*WHAT TO DO*:
Tally all lines containing the word "Output". Give the number alone.

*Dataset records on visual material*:
______

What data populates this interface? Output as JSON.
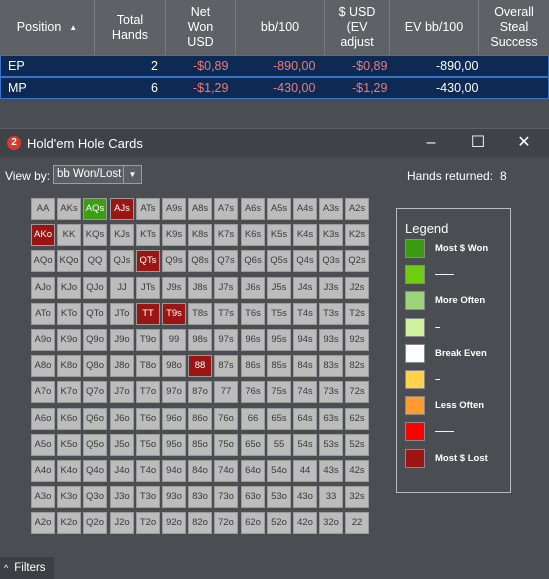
{
  "stats_table": {
    "columns": [
      "Position",
      "Total\nHands",
      "Net\nWon\nUSD",
      "bb/100",
      "$ USD\n(EV\nadjust",
      "EV bb/100",
      "Overall\nSteal\nSuccess"
    ],
    "rows": [
      {
        "position": "EP",
        "total_hands": "2",
        "net_won": "-$0,89",
        "bb100": "-890,00",
        "ev_usd": "-$0,89",
        "ev_bb100": "-890,00"
      },
      {
        "position": "MP",
        "total_hands": "6",
        "net_won": "-$1,29",
        "bb100": "-430,00",
        "ev_usd": "-$1,29",
        "ev_bb100": "-430,00"
      }
    ]
  },
  "window": {
    "app_logo": "2",
    "title": "Hold'em Hole Cards",
    "view_by_label": "View by:",
    "view_by_value": "bb Won/Lost",
    "hands_returned_label": "Hands returned:",
    "hands_returned_value": "8"
  },
  "grid": [
    [
      "AA",
      "AKs",
      "AQs",
      "AJs",
      "ATs",
      "A9s",
      "A8s",
      "A7s",
      "A6s",
      "A5s",
      "A4s",
      "A3s",
      "A2s"
    ],
    [
      "AKo",
      "KK",
      "KQs",
      "KJs",
      "KTs",
      "K9s",
      "K8s",
      "K7s",
      "K6s",
      "K5s",
      "K4s",
      "K3s",
      "K2s"
    ],
    [
      "AQo",
      "KQo",
      "QQ",
      "QJs",
      "QTs",
      "Q9s",
      "Q8s",
      "Q7s",
      "Q6s",
      "Q5s",
      "Q4s",
      "Q3s",
      "Q2s"
    ],
    [
      "AJo",
      "KJo",
      "QJo",
      "JJ",
      "JTs",
      "J9s",
      "J8s",
      "J7s",
      "J6s",
      "J5s",
      "J4s",
      "J3s",
      "J2s"
    ],
    [
      "ATo",
      "KTo",
      "QTo",
      "JTo",
      "TT",
      "T9s",
      "T8s",
      "T7s",
      "T6s",
      "T5s",
      "T4s",
      "T3s",
      "T2s"
    ],
    [
      "A9o",
      "K9o",
      "Q9o",
      "J9o",
      "T9o",
      "99",
      "98s",
      "97s",
      "96s",
      "95s",
      "94s",
      "93s",
      "92s"
    ],
    [
      "A8o",
      "K8o",
      "Q8o",
      "J8o",
      "T8o",
      "98o",
      "88",
      "87s",
      "86s",
      "85s",
      "84s",
      "83s",
      "82s"
    ],
    [
      "A7o",
      "K7o",
      "Q7o",
      "J7o",
      "T7o",
      "97o",
      "87o",
      "77",
      "76s",
      "75s",
      "74s",
      "73s",
      "72s"
    ],
    [
      "A6o",
      "K6o",
      "Q6o",
      "J6o",
      "T6o",
      "96o",
      "86o",
      "76o",
      "66",
      "65s",
      "64s",
      "63s",
      "62s"
    ],
    [
      "A5o",
      "K5o",
      "Q5o",
      "J5o",
      "T5o",
      "95o",
      "85o",
      "75o",
      "65o",
      "55",
      "54s",
      "53s",
      "52s"
    ],
    [
      "A4o",
      "K4o",
      "Q4o",
      "J4o",
      "T4o",
      "94o",
      "84o",
      "74o",
      "64o",
      "54o",
      "44",
      "43s",
      "42s"
    ],
    [
      "A3o",
      "K3o",
      "Q3o",
      "J3o",
      "T3o",
      "93o",
      "83o",
      "73o",
      "63o",
      "53o",
      "43o",
      "33",
      "32s"
    ],
    [
      "A2o",
      "K2o",
      "Q2o",
      "J2o",
      "T2o",
      "92o",
      "82o",
      "72o",
      "62o",
      "52o",
      "42o",
      "32o",
      "22"
    ]
  ],
  "highlighted": {
    "green": [
      "AQs"
    ],
    "red": [
      "AJs",
      "AKo",
      "QTs",
      "TT",
      "T9s",
      "88"
    ]
  },
  "legend": {
    "title": "Legend",
    "items": [
      {
        "label": "Most $ Won",
        "color": "#3a9a12"
      },
      {
        "label": "——",
        "color": "#6fcc10"
      },
      {
        "label": "More Often",
        "color": "#9dd37a"
      },
      {
        "label": "–",
        "color": "#cff2a0"
      },
      {
        "label": "Break Even",
        "color": "#ffffff"
      },
      {
        "label": "–",
        "color": "#ffd24a"
      },
      {
        "label": "Less Often",
        "color": "#ff9a2e"
      },
      {
        "label": "——",
        "color": "#ff0000"
      },
      {
        "label": "Most $ Lost",
        "color": "#9b1515"
      }
    ]
  },
  "footer": {
    "filters_label": "Filters"
  }
}
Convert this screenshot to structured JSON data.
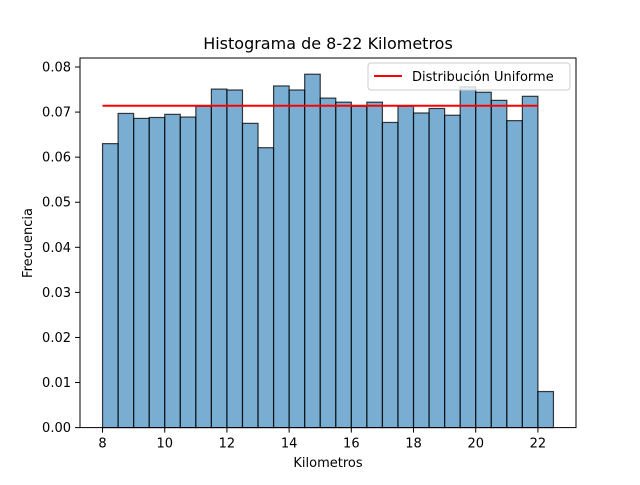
{
  "chart_data": {
    "type": "bar",
    "title": "Histograma de 8-22 Kilometros",
    "xlabel": "Kilometros",
    "ylabel": "Frecuencia",
    "xlim": [
      7.275,
      23.225
    ],
    "ylim": [
      0.0,
      0.082
    ],
    "x_ticks": [
      8,
      10,
      12,
      14,
      16,
      18,
      20,
      22
    ],
    "y_ticks": [
      0.0,
      0.01,
      0.02,
      0.03,
      0.04,
      0.05,
      0.06,
      0.07,
      0.08
    ],
    "y_tick_labels": [
      "0.00",
      "0.01",
      "0.02",
      "0.03",
      "0.04",
      "0.05",
      "0.06",
      "0.07",
      "0.08"
    ],
    "bin_start": 8.0,
    "bin_width": 0.5,
    "bins": [
      [
        8.0,
        8.5
      ],
      [
        8.5,
        9.0
      ],
      [
        9.0,
        9.5
      ],
      [
        9.5,
        10.0
      ],
      [
        10.0,
        10.5
      ],
      [
        10.5,
        11.0
      ],
      [
        11.0,
        11.5
      ],
      [
        11.5,
        12.0
      ],
      [
        12.0,
        12.5
      ],
      [
        12.5,
        13.0
      ],
      [
        13.0,
        13.5
      ],
      [
        13.5,
        14.0
      ],
      [
        14.0,
        14.5
      ],
      [
        14.5,
        15.0
      ],
      [
        15.0,
        15.5
      ],
      [
        15.5,
        16.0
      ],
      [
        16.0,
        16.5
      ],
      [
        16.5,
        17.0
      ],
      [
        17.0,
        17.5
      ],
      [
        17.5,
        18.0
      ],
      [
        18.0,
        18.5
      ],
      [
        18.5,
        19.0
      ],
      [
        19.0,
        19.5
      ],
      [
        19.5,
        20.0
      ],
      [
        20.0,
        20.5
      ],
      [
        20.5,
        21.0
      ],
      [
        21.0,
        21.5
      ],
      [
        21.5,
        22.0
      ],
      [
        22.0,
        22.5
      ]
    ],
    "values": [
      0.063,
      0.0697,
      0.0686,
      0.0688,
      0.0695,
      0.0689,
      0.0713,
      0.0751,
      0.0749,
      0.0675,
      0.0621,
      0.0758,
      0.0749,
      0.0784,
      0.0731,
      0.0722,
      0.0713,
      0.0722,
      0.0677,
      0.0713,
      0.0698,
      0.0708,
      0.0693,
      0.0756,
      0.0744,
      0.0726,
      0.0681,
      0.0735,
      0.008
    ],
    "bar_color": "#1f77b4",
    "bar_alpha": 0.6,
    "bar_edgecolor": "#000000",
    "uniform_line": {
      "name": "Distribución Uniforme",
      "x": [
        8,
        22
      ],
      "y": 0.0714,
      "color": "#ff0000"
    },
    "legend": {
      "placement": "top-right",
      "entries": [
        "Distribución Uniforme"
      ]
    },
    "grid": false
  }
}
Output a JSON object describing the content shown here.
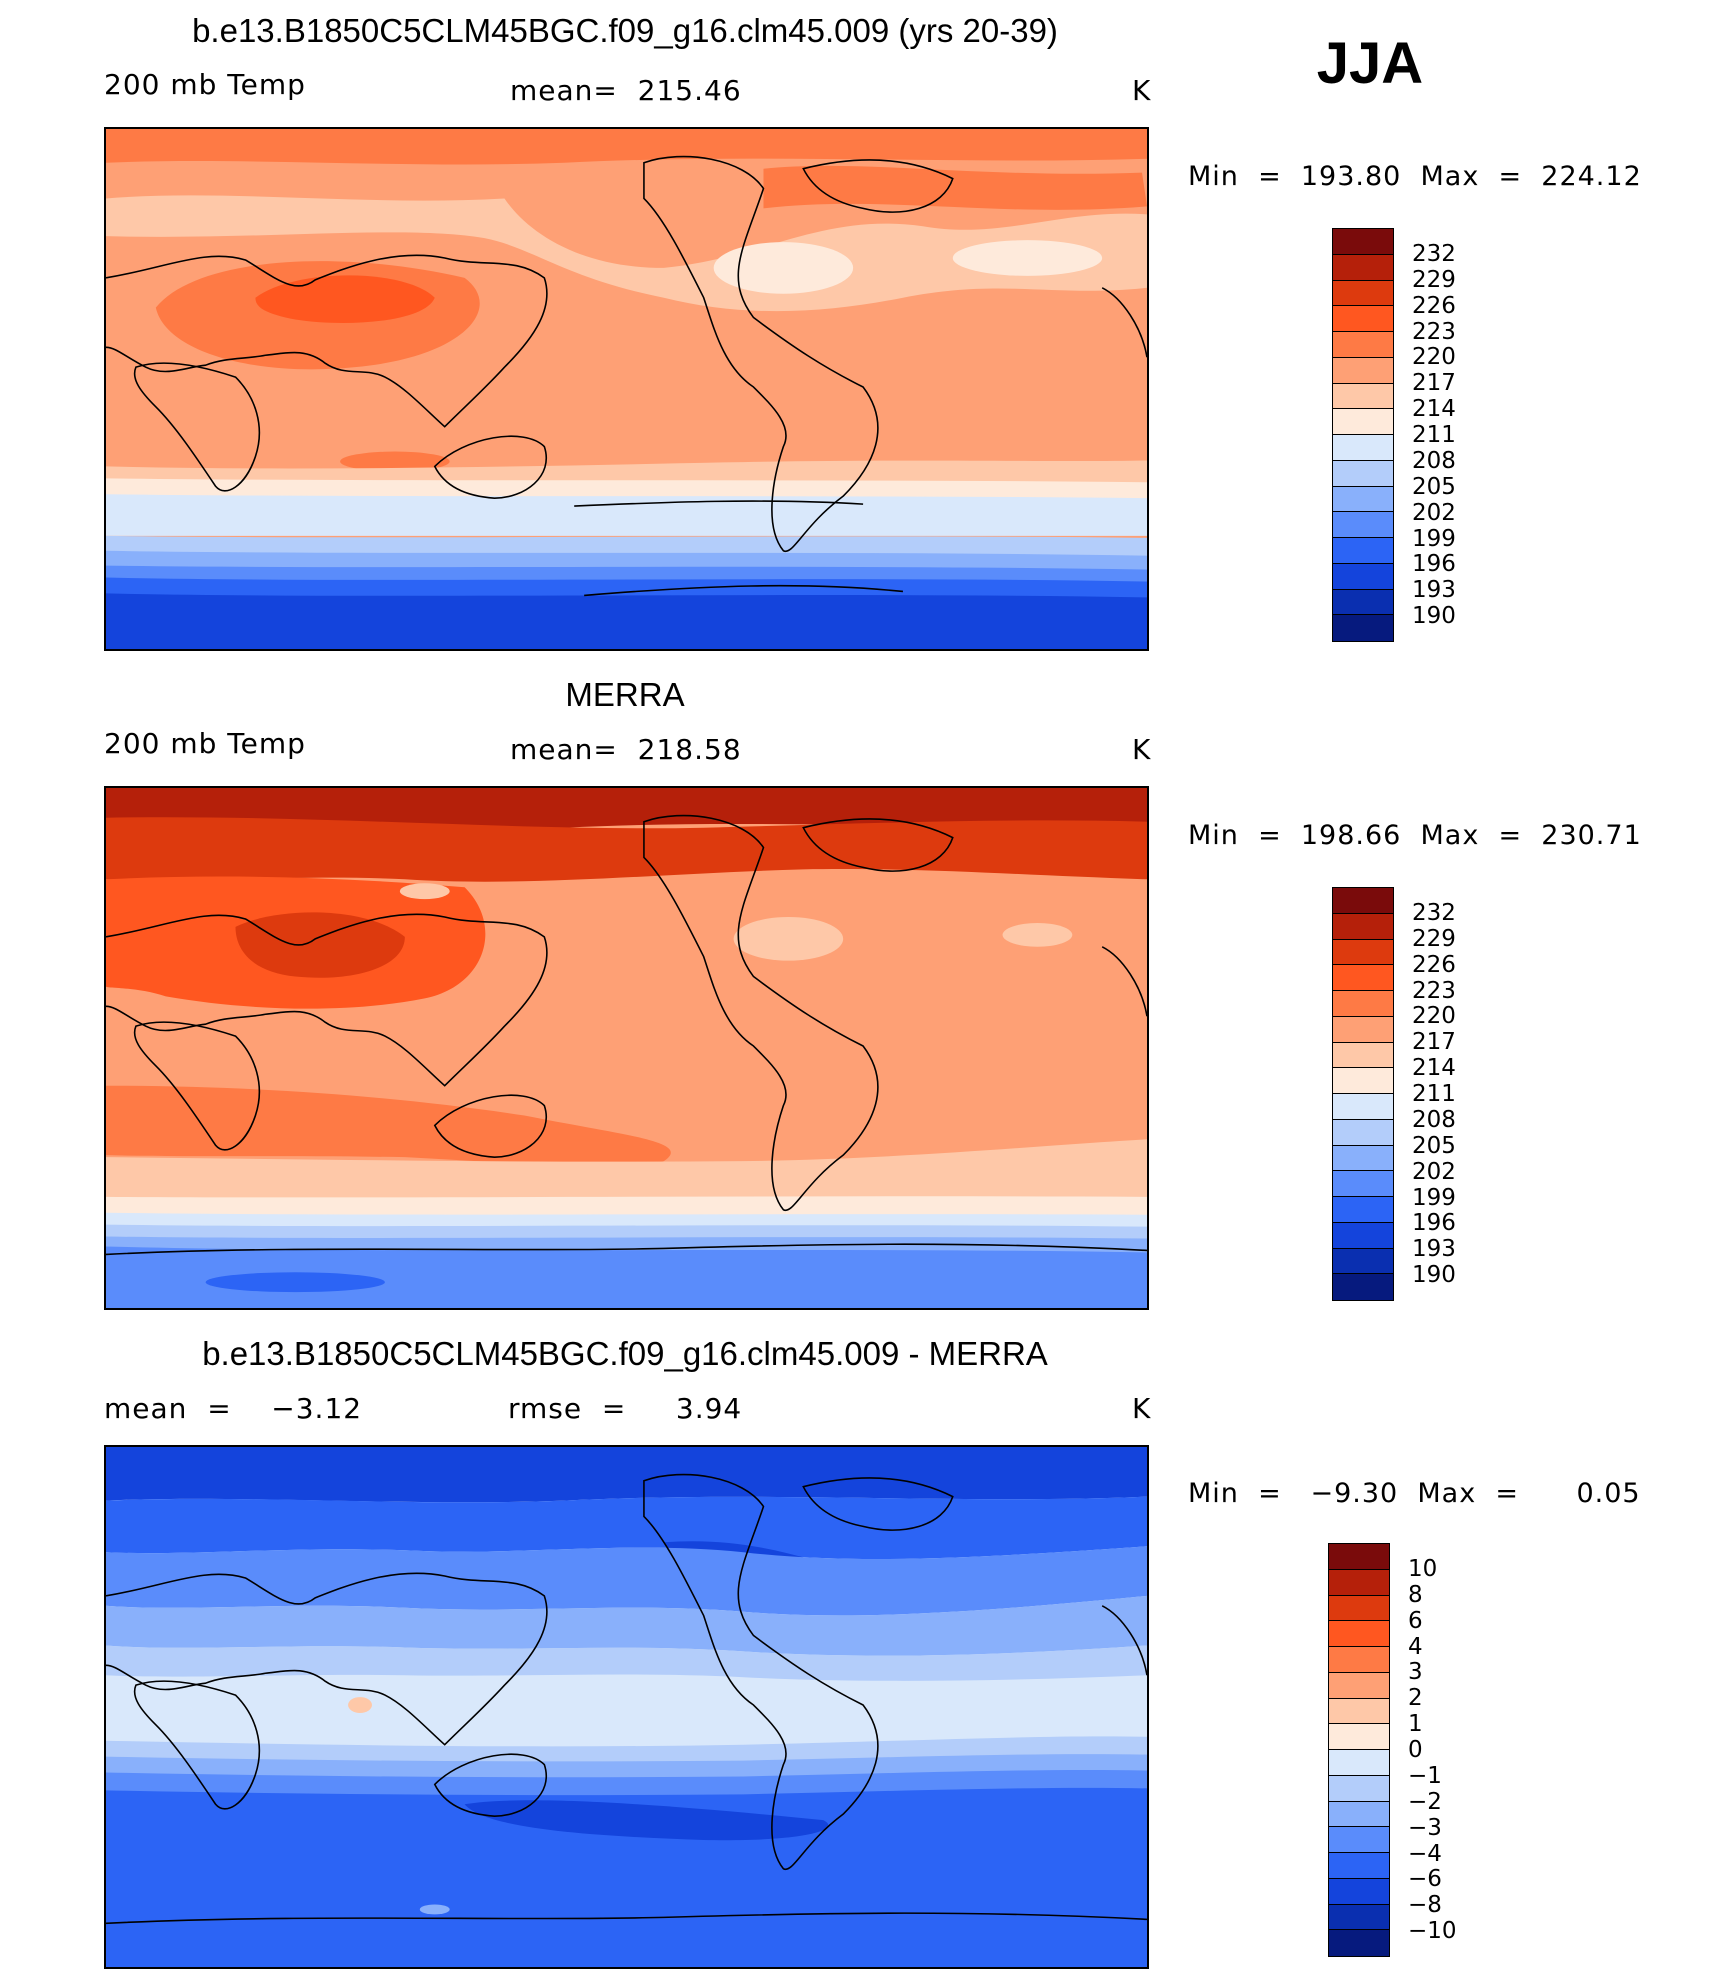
{
  "season_label": "JJA",
  "panels": [
    {
      "title": "b.e13.B1850C5CLM45BGC.f09_g16.clm45.009 (yrs 20-39)",
      "left_label": "200 mb Temp",
      "center_label": "mean=  215.46",
      "units": "K",
      "minmax": "Min  =  193.80  Max  =  224.12"
    },
    {
      "title": "MERRA",
      "left_label": "200 mb Temp",
      "center_label": "mean=  218.58",
      "units": "K",
      "minmax": "Min  =  198.66  Max  =  230.71"
    },
    {
      "title": "b.e13.B1850C5CLM45BGC.f09_g16.clm45.009 - MERRA",
      "left_label": "mean  =    −3.12",
      "center_label": "rmse  =     3.94",
      "units": "K",
      "minmax": "Min  =   −9.30  Max  =      0.05"
    }
  ],
  "colorbars": {
    "temperature": {
      "levels": [
        "232",
        "229",
        "226",
        "223",
        "220",
        "217",
        "214",
        "211",
        "208",
        "205",
        "202",
        "199",
        "196",
        "193",
        "190"
      ],
      "colors": [
        "#7a0b0b",
        "#b5200a",
        "#dd3a0e",
        "#ff5720",
        "#fe7a45",
        "#fea075",
        "#fec8a8",
        "#feeadb",
        "#d9e8fb",
        "#b3cdfa",
        "#89b0fb",
        "#5a8cfb",
        "#2c64f5",
        "#1444dc",
        "#0a2fb0",
        "#061a7e"
      ]
    },
    "difference": {
      "levels": [
        "10",
        "8",
        "6",
        "4",
        "3",
        "2",
        "1",
        "0",
        "−1",
        "−2",
        "−3",
        "−4",
        "−6",
        "−8",
        "−10"
      ],
      "colors": [
        "#7a0b0b",
        "#b5200a",
        "#dd3a0e",
        "#ff5720",
        "#fe7a45",
        "#fea075",
        "#fec8a8",
        "#feeadb",
        "#d9e8fb",
        "#b3cdfa",
        "#89b0fb",
        "#5a8cfb",
        "#2c64f5",
        "#1444dc",
        "#0a2fb0",
        "#061a7e"
      ]
    }
  }
}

______

*ANSWER TO THE EXERCISE*:
2